>> Begin DATASET ROWS

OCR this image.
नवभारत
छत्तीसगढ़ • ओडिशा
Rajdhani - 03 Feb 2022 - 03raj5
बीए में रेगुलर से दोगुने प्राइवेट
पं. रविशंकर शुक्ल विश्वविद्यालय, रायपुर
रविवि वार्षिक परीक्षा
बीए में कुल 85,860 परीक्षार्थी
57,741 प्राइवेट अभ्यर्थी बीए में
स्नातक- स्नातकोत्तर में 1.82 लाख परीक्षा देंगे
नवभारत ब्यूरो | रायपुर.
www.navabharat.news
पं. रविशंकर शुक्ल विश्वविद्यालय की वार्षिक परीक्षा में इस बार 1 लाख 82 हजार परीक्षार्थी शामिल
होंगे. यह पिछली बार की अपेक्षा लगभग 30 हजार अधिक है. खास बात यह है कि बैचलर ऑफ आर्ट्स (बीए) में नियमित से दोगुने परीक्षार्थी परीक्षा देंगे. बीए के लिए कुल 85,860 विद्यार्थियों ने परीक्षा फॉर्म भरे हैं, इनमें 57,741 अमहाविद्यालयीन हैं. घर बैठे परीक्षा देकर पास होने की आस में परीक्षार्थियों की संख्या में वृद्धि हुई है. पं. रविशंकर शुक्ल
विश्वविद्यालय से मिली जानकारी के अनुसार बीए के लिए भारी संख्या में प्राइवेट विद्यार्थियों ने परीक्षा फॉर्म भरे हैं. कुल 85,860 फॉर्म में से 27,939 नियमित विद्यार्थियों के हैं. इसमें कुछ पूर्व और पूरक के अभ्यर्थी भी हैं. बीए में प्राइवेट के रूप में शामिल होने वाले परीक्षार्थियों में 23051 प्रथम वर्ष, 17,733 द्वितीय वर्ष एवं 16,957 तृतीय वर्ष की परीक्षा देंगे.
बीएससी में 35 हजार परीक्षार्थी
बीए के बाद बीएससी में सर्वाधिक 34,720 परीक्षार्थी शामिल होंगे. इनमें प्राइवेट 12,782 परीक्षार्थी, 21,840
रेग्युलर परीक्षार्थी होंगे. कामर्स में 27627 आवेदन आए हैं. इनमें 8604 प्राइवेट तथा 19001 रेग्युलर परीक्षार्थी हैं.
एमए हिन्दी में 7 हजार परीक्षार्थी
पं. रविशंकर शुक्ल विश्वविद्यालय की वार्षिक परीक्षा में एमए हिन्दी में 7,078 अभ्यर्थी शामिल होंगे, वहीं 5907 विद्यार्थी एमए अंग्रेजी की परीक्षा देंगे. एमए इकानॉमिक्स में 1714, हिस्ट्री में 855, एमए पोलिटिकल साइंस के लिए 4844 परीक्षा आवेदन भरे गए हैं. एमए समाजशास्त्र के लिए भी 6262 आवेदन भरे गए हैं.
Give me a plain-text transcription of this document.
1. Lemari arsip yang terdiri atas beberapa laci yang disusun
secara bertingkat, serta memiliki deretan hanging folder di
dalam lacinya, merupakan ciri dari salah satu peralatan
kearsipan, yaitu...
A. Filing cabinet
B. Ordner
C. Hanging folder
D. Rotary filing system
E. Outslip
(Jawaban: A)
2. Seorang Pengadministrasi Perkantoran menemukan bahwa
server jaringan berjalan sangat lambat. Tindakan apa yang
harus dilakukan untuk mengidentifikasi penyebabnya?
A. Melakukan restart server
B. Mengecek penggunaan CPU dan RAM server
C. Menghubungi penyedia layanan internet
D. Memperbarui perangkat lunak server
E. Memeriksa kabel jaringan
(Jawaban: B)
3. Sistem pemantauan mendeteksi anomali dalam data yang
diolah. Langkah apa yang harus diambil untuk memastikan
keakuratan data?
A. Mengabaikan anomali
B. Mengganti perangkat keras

>> End DATASET ROWS

WHAT THE TASK REQUIRES
Search the data for the string "dalam". List each line that has it.

TASK SOLUTION
dalam lacinya, merupakan ciri dari salah satu peralatan
3. Sistem pemantauan mendeteksi anomali dalam data yang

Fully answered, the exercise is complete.